### DIRECTIVE
Locate the lines of the listing below that hold "color", then copy each of them.

[Figure content listings]
-*-*-
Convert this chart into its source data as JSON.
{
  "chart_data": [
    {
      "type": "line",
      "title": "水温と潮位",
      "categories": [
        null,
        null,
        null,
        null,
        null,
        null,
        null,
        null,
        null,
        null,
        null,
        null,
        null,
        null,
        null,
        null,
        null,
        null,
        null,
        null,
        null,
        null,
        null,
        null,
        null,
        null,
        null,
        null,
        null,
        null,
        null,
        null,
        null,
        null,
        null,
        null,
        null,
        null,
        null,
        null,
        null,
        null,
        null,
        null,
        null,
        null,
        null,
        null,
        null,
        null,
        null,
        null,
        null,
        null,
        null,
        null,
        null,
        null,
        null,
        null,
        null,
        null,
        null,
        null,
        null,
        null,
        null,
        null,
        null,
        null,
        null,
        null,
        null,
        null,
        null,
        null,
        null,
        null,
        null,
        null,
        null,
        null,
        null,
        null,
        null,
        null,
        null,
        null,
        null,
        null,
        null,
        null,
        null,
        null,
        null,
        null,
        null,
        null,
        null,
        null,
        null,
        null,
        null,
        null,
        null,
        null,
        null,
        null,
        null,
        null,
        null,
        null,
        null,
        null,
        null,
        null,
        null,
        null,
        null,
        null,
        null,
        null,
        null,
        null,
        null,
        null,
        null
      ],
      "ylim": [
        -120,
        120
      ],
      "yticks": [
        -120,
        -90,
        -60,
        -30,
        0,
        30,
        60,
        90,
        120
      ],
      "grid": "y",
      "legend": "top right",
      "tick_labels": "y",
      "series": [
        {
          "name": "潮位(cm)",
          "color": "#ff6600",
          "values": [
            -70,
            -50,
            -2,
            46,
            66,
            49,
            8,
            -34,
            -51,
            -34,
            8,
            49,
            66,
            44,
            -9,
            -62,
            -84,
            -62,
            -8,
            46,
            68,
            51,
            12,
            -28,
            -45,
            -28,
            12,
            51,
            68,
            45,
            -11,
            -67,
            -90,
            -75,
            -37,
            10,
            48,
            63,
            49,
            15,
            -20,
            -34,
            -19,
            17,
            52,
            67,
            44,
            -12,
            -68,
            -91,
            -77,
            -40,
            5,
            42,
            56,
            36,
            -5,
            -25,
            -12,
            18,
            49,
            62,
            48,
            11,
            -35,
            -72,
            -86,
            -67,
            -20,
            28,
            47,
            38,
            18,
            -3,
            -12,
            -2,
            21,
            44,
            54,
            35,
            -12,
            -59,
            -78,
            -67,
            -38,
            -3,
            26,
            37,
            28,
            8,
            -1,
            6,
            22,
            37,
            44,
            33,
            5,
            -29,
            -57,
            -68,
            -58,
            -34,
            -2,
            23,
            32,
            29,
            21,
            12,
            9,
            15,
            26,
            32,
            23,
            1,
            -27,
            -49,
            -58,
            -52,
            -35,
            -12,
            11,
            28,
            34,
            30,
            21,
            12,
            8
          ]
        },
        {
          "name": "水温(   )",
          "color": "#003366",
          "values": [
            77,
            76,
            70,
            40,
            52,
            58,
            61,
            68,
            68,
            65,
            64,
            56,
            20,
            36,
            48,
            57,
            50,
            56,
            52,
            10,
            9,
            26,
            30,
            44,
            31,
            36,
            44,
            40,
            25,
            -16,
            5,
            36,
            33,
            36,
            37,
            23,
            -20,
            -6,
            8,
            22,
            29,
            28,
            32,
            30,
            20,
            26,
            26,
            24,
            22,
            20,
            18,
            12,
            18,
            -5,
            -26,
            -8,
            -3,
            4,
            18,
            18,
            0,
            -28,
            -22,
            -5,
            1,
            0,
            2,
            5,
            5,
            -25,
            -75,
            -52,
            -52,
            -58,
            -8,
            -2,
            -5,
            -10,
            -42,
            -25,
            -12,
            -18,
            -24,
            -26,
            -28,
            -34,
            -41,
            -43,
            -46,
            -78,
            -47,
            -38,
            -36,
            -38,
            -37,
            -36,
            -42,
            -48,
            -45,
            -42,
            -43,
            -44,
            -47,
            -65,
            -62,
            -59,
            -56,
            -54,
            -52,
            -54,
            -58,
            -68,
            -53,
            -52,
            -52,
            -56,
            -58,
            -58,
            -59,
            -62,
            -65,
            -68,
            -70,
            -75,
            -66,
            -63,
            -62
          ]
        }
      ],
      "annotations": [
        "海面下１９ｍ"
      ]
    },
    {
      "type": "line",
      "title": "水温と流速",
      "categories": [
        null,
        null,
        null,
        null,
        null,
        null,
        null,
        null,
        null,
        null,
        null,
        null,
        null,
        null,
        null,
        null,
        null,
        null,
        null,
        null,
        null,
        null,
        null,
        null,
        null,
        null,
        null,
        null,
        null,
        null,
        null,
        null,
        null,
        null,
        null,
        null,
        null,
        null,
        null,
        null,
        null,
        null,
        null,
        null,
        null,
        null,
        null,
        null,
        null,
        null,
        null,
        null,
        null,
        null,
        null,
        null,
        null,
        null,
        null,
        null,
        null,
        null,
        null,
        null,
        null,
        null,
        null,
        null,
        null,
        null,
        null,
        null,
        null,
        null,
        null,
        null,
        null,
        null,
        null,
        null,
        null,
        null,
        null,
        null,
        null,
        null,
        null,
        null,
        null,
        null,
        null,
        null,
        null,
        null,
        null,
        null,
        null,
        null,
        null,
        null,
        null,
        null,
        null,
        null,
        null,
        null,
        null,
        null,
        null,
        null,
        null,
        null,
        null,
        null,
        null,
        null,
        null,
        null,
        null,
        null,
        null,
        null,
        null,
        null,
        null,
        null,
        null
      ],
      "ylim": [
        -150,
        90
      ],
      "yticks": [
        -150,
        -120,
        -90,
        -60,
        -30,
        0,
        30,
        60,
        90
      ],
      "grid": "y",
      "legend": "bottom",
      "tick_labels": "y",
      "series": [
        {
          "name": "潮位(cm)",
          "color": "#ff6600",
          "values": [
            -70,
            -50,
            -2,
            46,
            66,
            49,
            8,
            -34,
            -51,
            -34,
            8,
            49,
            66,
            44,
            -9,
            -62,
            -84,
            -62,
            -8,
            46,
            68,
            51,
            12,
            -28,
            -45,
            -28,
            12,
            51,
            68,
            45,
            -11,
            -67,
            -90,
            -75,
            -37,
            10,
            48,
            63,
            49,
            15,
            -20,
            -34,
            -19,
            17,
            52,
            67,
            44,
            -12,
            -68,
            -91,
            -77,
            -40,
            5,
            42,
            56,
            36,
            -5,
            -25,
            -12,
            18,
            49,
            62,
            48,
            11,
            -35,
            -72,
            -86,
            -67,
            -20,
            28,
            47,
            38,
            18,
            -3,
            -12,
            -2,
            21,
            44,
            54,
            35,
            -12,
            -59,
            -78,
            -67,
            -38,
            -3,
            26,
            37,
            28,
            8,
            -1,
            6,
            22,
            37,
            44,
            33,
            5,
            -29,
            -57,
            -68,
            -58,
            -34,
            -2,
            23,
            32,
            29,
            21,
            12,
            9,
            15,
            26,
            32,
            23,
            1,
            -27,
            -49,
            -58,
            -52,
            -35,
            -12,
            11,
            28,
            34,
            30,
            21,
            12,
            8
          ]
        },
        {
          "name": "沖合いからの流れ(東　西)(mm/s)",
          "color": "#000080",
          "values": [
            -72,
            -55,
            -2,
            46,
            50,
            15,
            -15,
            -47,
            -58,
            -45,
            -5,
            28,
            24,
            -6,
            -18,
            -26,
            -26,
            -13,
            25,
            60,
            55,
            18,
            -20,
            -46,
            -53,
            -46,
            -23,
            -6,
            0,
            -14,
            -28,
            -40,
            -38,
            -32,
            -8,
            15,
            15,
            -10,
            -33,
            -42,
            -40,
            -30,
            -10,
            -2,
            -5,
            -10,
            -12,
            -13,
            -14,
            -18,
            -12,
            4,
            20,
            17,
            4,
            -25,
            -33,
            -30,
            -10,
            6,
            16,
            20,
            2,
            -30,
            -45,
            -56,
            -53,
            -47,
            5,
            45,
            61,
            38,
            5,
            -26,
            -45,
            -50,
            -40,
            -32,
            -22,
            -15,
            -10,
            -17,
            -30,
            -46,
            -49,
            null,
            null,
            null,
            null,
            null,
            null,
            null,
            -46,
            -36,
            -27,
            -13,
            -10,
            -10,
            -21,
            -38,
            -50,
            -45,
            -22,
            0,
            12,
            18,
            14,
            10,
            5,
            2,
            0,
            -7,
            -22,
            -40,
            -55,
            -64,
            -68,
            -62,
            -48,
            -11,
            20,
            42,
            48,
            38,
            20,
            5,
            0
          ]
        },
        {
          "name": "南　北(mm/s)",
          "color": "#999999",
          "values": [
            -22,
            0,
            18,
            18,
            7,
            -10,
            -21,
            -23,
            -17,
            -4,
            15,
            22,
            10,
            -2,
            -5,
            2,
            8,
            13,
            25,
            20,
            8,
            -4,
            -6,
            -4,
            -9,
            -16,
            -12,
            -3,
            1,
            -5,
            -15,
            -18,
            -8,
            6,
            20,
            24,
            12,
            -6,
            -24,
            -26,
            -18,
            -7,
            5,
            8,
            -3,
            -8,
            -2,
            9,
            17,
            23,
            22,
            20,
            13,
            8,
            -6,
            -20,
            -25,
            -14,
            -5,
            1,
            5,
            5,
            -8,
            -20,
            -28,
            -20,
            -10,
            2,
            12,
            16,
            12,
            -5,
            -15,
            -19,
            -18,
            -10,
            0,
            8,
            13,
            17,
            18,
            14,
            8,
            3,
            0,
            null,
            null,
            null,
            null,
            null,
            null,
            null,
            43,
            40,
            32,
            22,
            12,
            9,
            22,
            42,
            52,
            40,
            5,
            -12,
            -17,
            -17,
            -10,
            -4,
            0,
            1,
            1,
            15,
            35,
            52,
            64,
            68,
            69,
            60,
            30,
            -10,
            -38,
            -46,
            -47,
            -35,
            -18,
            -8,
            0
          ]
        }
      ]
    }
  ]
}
-*-*-
### EXERCISE RESULT
          "color": "#ff6600",
          "color": "#003366",
          "color": "#ff6600",
          "color": "#000080",
          "color": "#999999",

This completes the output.